# WHAT YOU NEED TO DO
Tally the lines in the listing below that include "this". Answer with the count and nothing more.

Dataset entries

· · · · · · ·

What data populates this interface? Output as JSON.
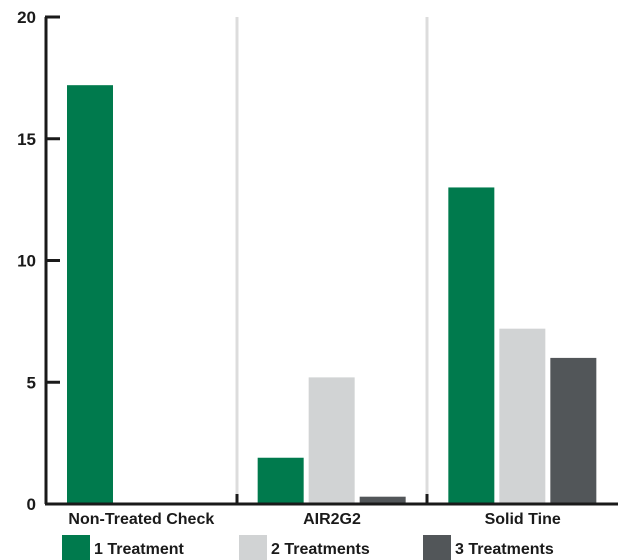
{
  "chart_data": {
    "type": "bar",
    "title": "",
    "xlabel": "",
    "ylabel": "",
    "categories": [
      "Non-Treated Check",
      "AIR2G2",
      "Solid Tine"
    ],
    "series": [
      {
        "name": "1 Treatment",
        "values": [
          17.2,
          1.9,
          13.0
        ],
        "color": "#007a4d"
      },
      {
        "name": "2 Treatments",
        "values": [
          0,
          5.2,
          7.2
        ],
        "color": "#d1d3d4"
      },
      {
        "name": "3 Treatments",
        "values": [
          0,
          0.3,
          6.0
        ],
        "color": "#525659"
      }
    ],
    "ylim": [
      0,
      20
    ],
    "yticks": [
      0,
      5,
      10,
      15,
      20
    ],
    "grid": false,
    "category_separators": true,
    "legend_position": "bottom"
  }
}
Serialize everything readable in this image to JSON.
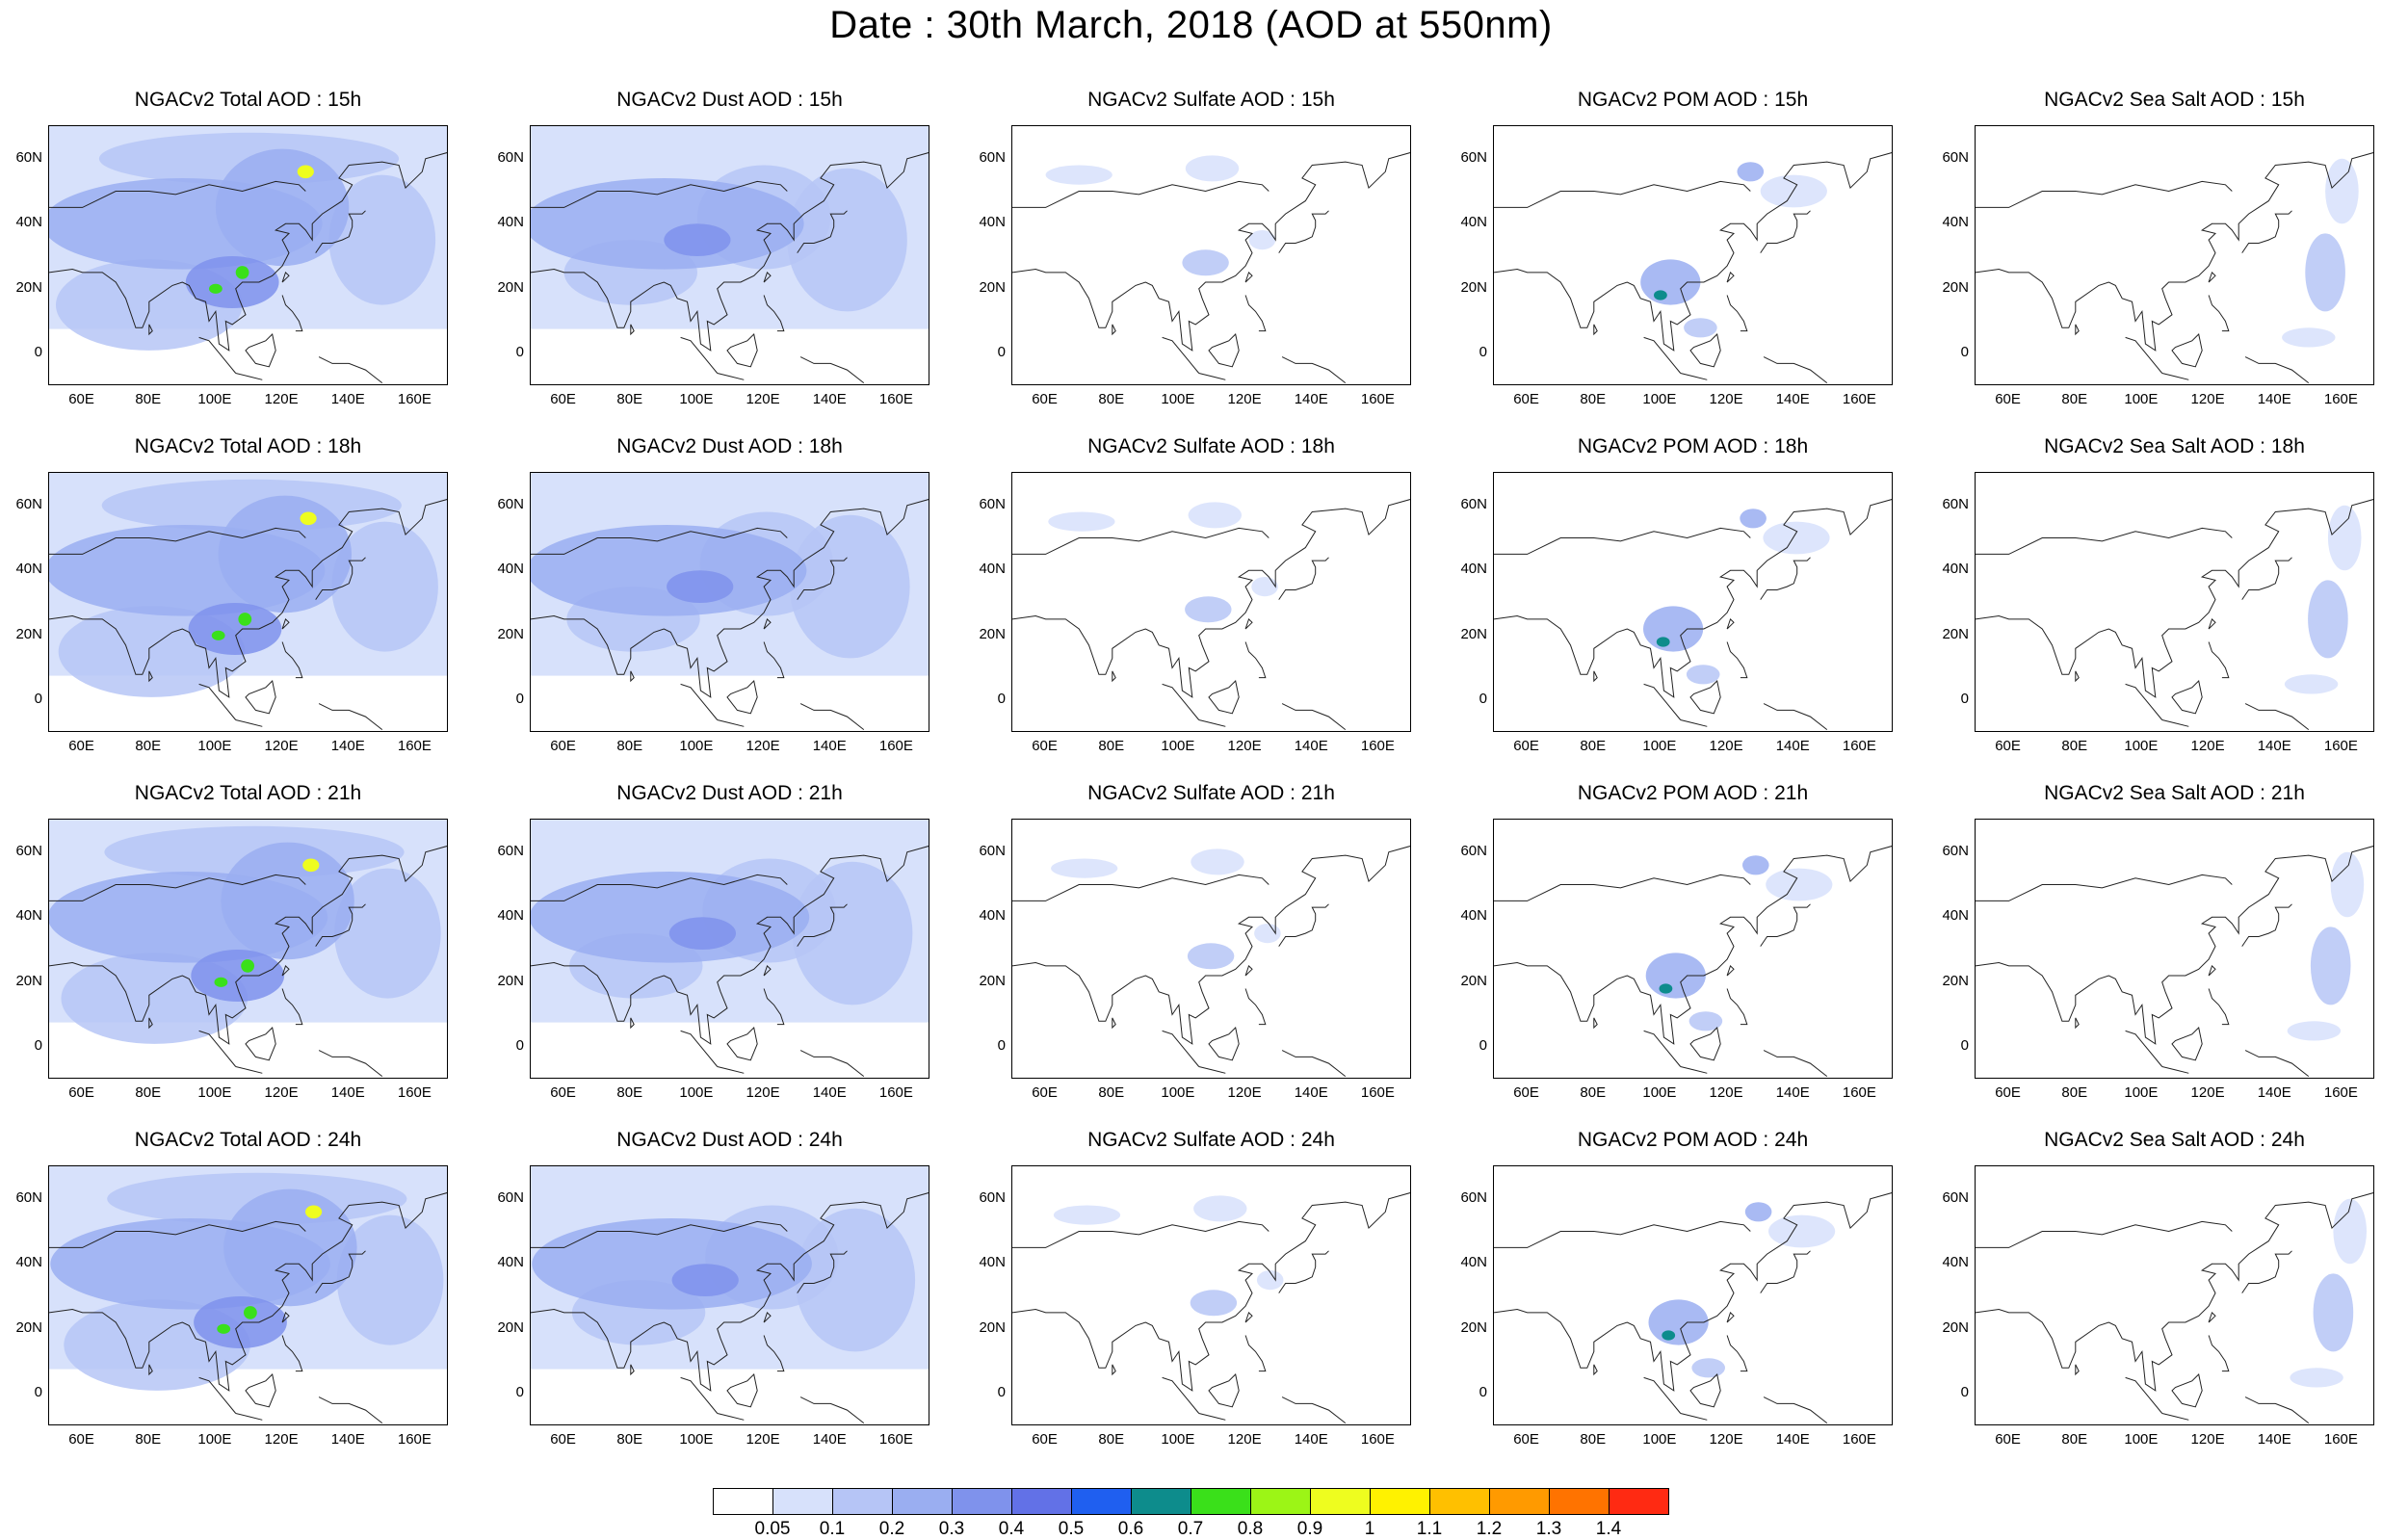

· · · · · · ·

# WORKED ANSWER
2